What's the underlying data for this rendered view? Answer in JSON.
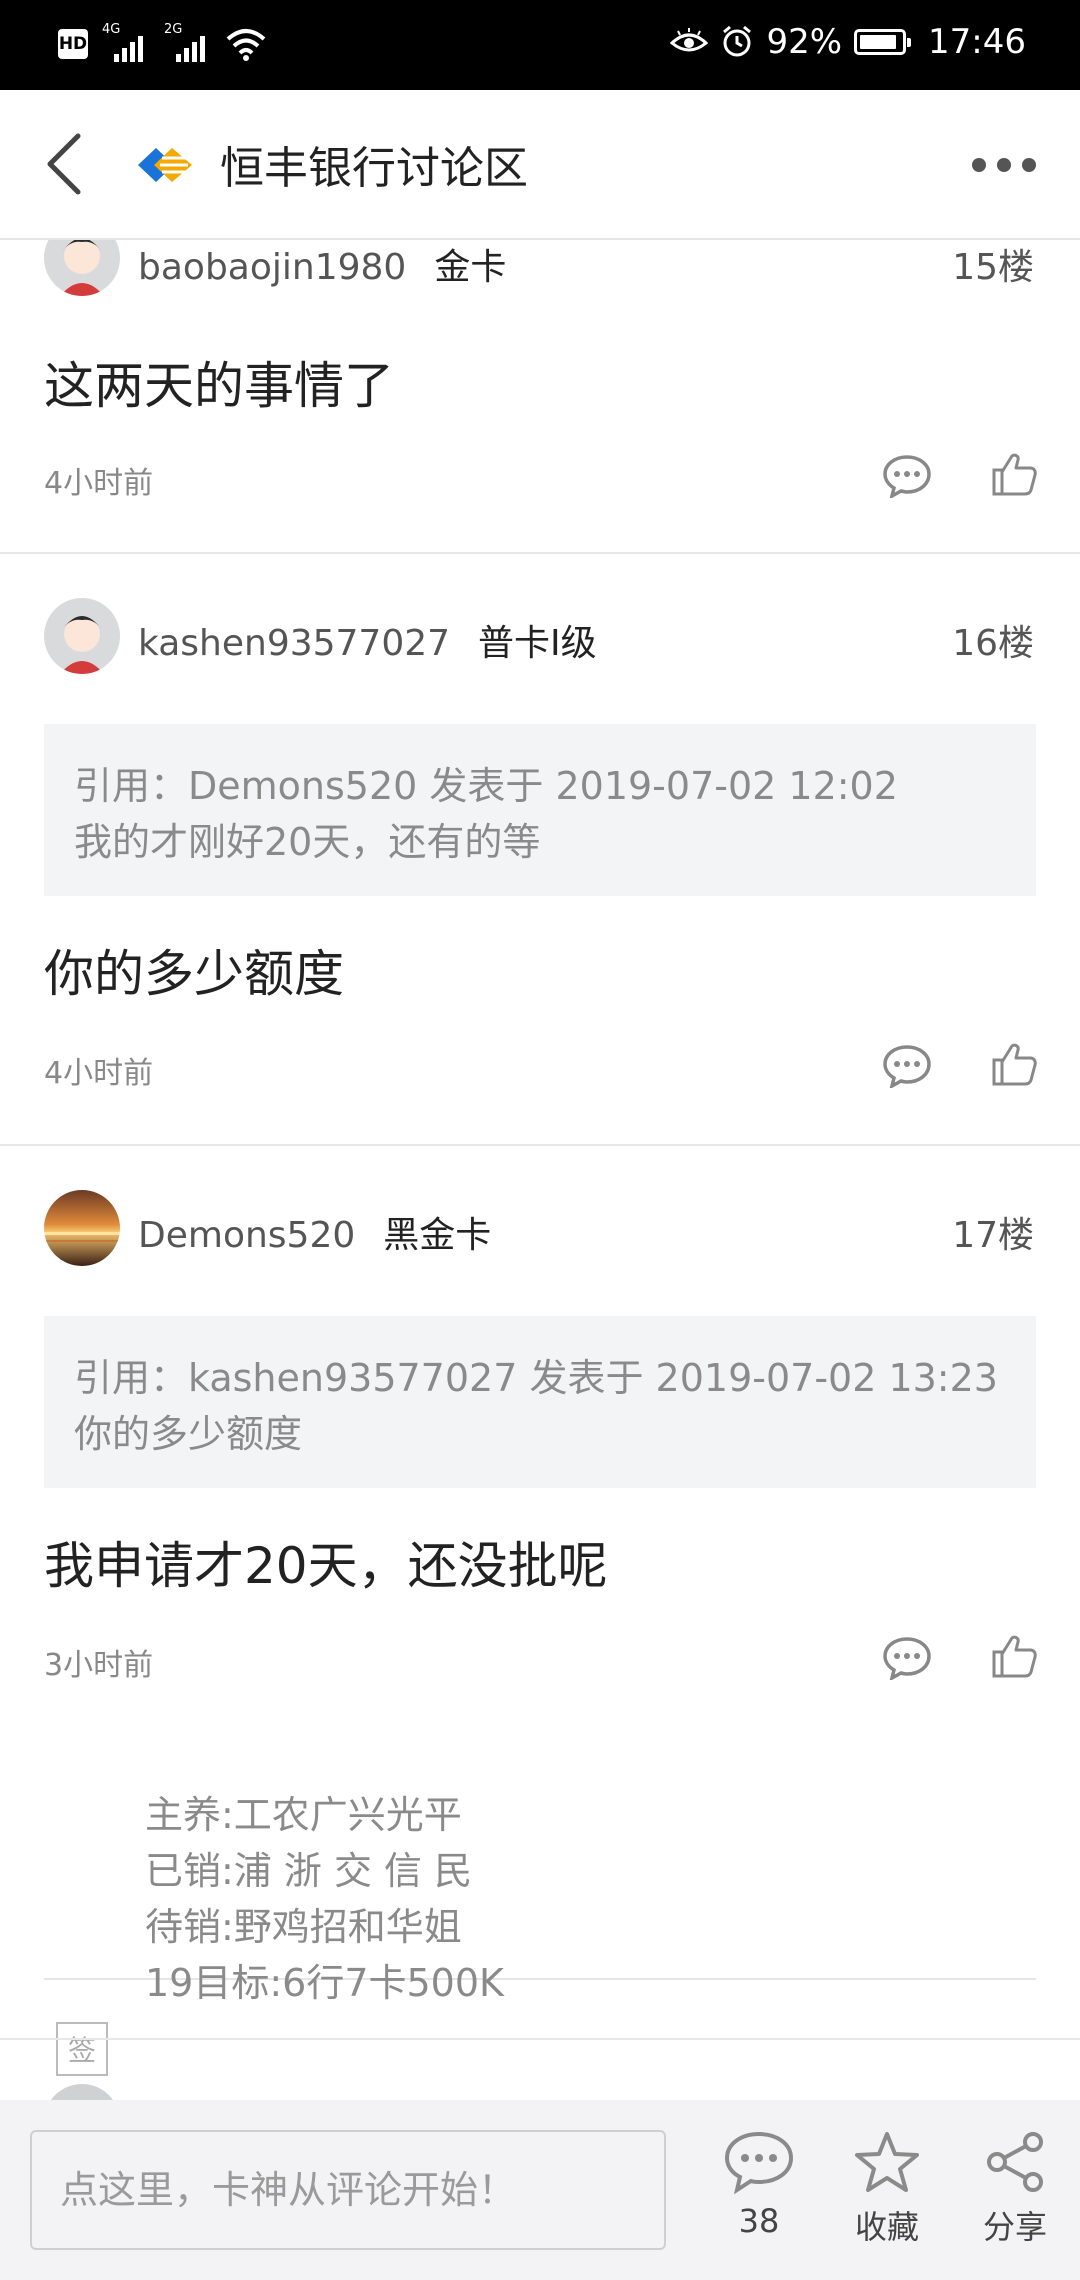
{
  "status_bar": {
    "hd": "HD",
    "net1": "4G",
    "net2": "2G",
    "battery_percent": "92%",
    "time": "17:46",
    "icons": [
      "wifi-icon",
      "eye-comfort-icon",
      "alarm-icon",
      "battery-icon"
    ]
  },
  "header": {
    "title": "恒丰银行讨论区",
    "logo_colors": [
      "#1a73d8",
      "#f2a900"
    ]
  },
  "posts": [
    {
      "username": "baobaojin1980",
      "badge": "金卡",
      "floor": "15楼",
      "content": "这两天的事情了",
      "time": "4小时前"
    },
    {
      "username": "kashen93577027",
      "badge": "普卡Ⅰ级",
      "floor": "16楼",
      "quote_line1": "引用：Demons520 发表于 2019-07-02 12:02",
      "quote_line2": "我的才刚好20天，还有的等",
      "content": "你的多少额度",
      "time": "4小时前"
    },
    {
      "username": "Demons520",
      "badge": "黑金卡",
      "floor": "17楼",
      "quote_line1": "引用：kashen93577027 发表于 2019-07-02 13:23",
      "quote_line2": "你的多少额度",
      "content": "我申请才20天，还没批呢",
      "time": "3小时前",
      "signature_icon": "签",
      "signature": [
        "主养:工农广兴光平",
        "已销:浦 浙 交 信  民",
        "待销:野鸡招和华姐",
        "19目标:6行7卡500K"
      ]
    }
  ],
  "bottom_bar": {
    "input_placeholder": "点这里，卡神从评论开始！",
    "comment_count": "38",
    "favorite_label": "收藏",
    "share_label": "分享"
  }
}
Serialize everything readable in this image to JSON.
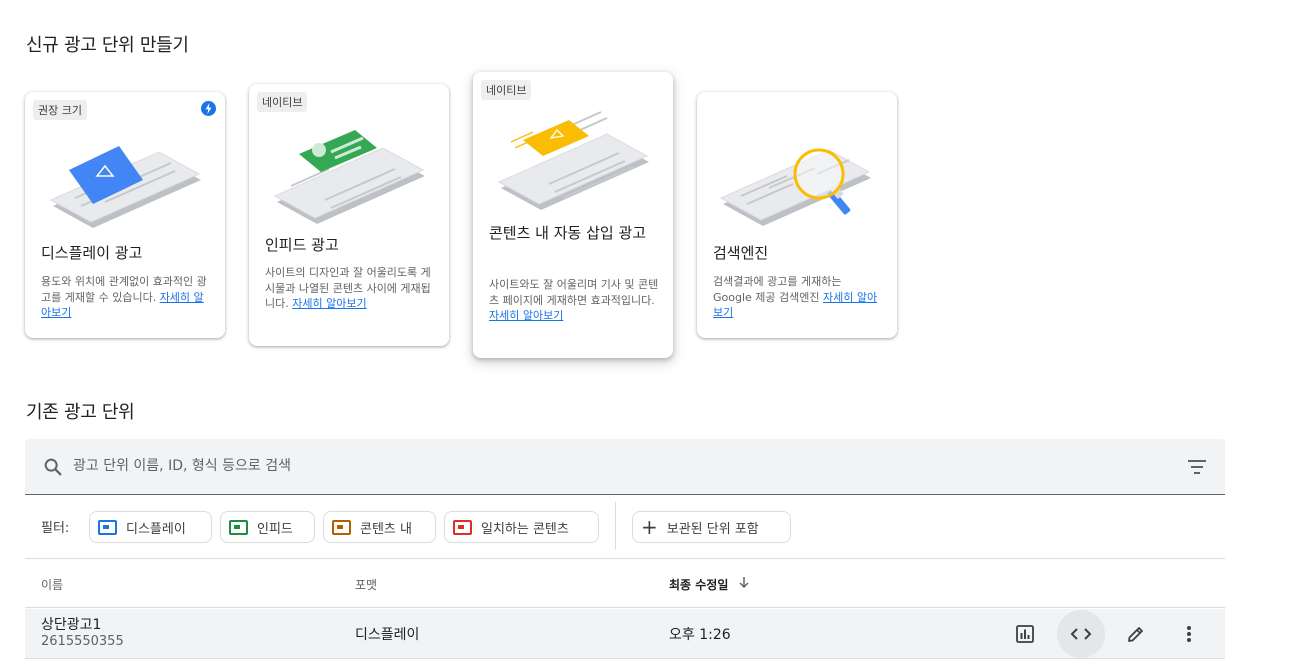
{
  "create_section": {
    "title": "신규 광고 단위 만들기"
  },
  "cards": [
    {
      "tag": "권장 크기",
      "title": "디스플레이 광고",
      "desc": "용도와 위치에 관계없이 효과적인 광고를 게재할 수 있습니다. ",
      "link": "자세히 알아보기",
      "accent": "#4285f4"
    },
    {
      "tag": "네이티브",
      "title": "인피드 광고",
      "desc": "사이트의 디자인과 잘 어울리도록 게시물과 나열된 콘텐츠 사이에 게재됩니다. ",
      "link": "자세히 알아보기",
      "accent": "#34a853"
    },
    {
      "tag": "네이티브",
      "title": "콘텐츠 내 자동 삽입 광고",
      "desc": "사이트와도 잘 어울리며 기사 및 콘텐츠 페이지에 게재하면 효과적입니다. ",
      "link": "자세히 알아보기",
      "accent": "#fbbc04"
    },
    {
      "tag": "",
      "title": "검색엔진",
      "desc": "검색결과에 광고를 게재하는 Google 제공 검색엔진 ",
      "link": "자세히 알아보기",
      "accent": "#fbbc04"
    }
  ],
  "existing_section": {
    "title": "기존 광고 단위"
  },
  "search": {
    "placeholder": "광고 단위 이름, ID, 형식 등으로 검색"
  },
  "filters": {
    "label": "필터:",
    "chips": [
      {
        "label": "디스플레이",
        "color": "#1a73e8"
      },
      {
        "label": "인피드",
        "color": "#1e8e3e"
      },
      {
        "label": "콘텐츠 내",
        "color": "#b06000"
      },
      {
        "label": "일치하는 콘텐츠",
        "color": "#d93025"
      }
    ],
    "archived_label": "보관된 단위 포함"
  },
  "table": {
    "columns": {
      "name": "이름",
      "format": "포맷",
      "modified": "최종 수정일",
      "sort_icon": "arrow-down-icon"
    },
    "rows": [
      {
        "name": "상단광고1",
        "id": "2615550355",
        "format": "디스플레이",
        "modified": "오후 1:26"
      }
    ]
  }
}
═══
Task to complete:
Omit every picture, then reproduce the rest of the listing exactly.

Written solution:
What's the underlying data for this rendered view? Answer in JSON.
{
  "status_bar": {
    "hd": "HD",
    "net1": "4G",
    "net2": "2G",
    "battery_percent": "92%",
    "time": "17:46",
    "icons": [
      "wifi-icon",
      "eye-comfort-icon",
      "alarm-icon",
      "battery-icon"
    ]
  },
  "header": {
    "title": "恒丰银行讨论区",
    "logo_colors": [
      "#1a73d8",
      "#f2a900"
    ]
  },
  "posts": [
    {
      "username": "baobaojin1980",
      "badge": "金卡",
      "floor": "15楼",
      "content": "这两天的事情了",
      "time": "4小时前"
    },
    {
      "username": "kashen93577027",
      "badge": "普卡Ⅰ级",
      "floor": "16楼",
      "quote_line1": "引用：Demons520 发表于 2019-07-02 12:02",
      "quote_line2": "我的才刚好20天，还有的等",
      "content": "你的多少额度",
      "time": "4小时前"
    },
    {
      "username": "Demons520",
      "badge": "黑金卡",
      "floor": "17楼",
      "quote_line1": "引用：kashen93577027 发表于 2019-07-02 13:23",
      "quote_line2": "你的多少额度",
      "content": "我申请才20天，还没批呢",
      "time": "3小时前",
      "signature_icon": "签",
      "signature": [
        "主养:工农广兴光平",
        "已销:浦 浙 交 信  民",
        "待销:野鸡招和华姐",
        "19目标:6行7卡500K"
      ]
    }
  ],
  "bottom_bar": {
    "input_placeholder": "点这里，卡神从评论开始！",
    "comment_count": "38",
    "favorite_label": "收藏",
    "share_label": "分享"
  }
}
Serialize everything readable in this image to JSON.
{
  "create_section": {
    "title": "신규 광고 단위 만들기"
  },
  "cards": [
    {
      "tag": "권장 크기",
      "title": "디스플레이 광고",
      "desc": "용도와 위치에 관계없이 효과적인 광고를 게재할 수 있습니다. ",
      "link": "자세히 알아보기",
      "accent": "#4285f4"
    },
    {
      "tag": "네이티브",
      "title": "인피드 광고",
      "desc": "사이트의 디자인과 잘 어울리도록 게시물과 나열된 콘텐츠 사이에 게재됩니다. ",
      "link": "자세히 알아보기",
      "accent": "#34a853"
    },
    {
      "tag": "네이티브",
      "title": "콘텐츠 내 자동 삽입 광고",
      "desc": "사이트와도 잘 어울리며 기사 및 콘텐츠 페이지에 게재하면 효과적입니다. ",
      "link": "자세히 알아보기",
      "accent": "#fbbc04"
    },
    {
      "tag": "",
      "title": "검색엔진",
      "desc": "검색결과에 광고를 게재하는 Google 제공 검색엔진 ",
      "link": "자세히 알아보기",
      "accent": "#fbbc04"
    }
  ],
  "existing_section": {
    "title": "기존 광고 단위"
  },
  "search": {
    "placeholder": "광고 단위 이름, ID, 형식 등으로 검색"
  },
  "filters": {
    "label": "필터:",
    "chips": [
      {
        "label": "디스플레이",
        "color": "#1a73e8"
      },
      {
        "label": "인피드",
        "color": "#1e8e3e"
      },
      {
        "label": "콘텐츠 내",
        "color": "#b06000"
      },
      {
        "label": "일치하는 콘텐츠",
        "color": "#d93025"
      }
    ],
    "archived_label": "보관된 단위 포함"
  },
  "table": {
    "columns": {
      "name": "이름",
      "format": "포맷",
      "modified": "최종 수정일",
      "sort_icon": "arrow-down-icon"
    },
    "rows": [
      {
        "name": "상단광고1",
        "id": "2615550355",
        "format": "디스플레이",
        "modified": "오후 1:26"
      }
    ]
  }
}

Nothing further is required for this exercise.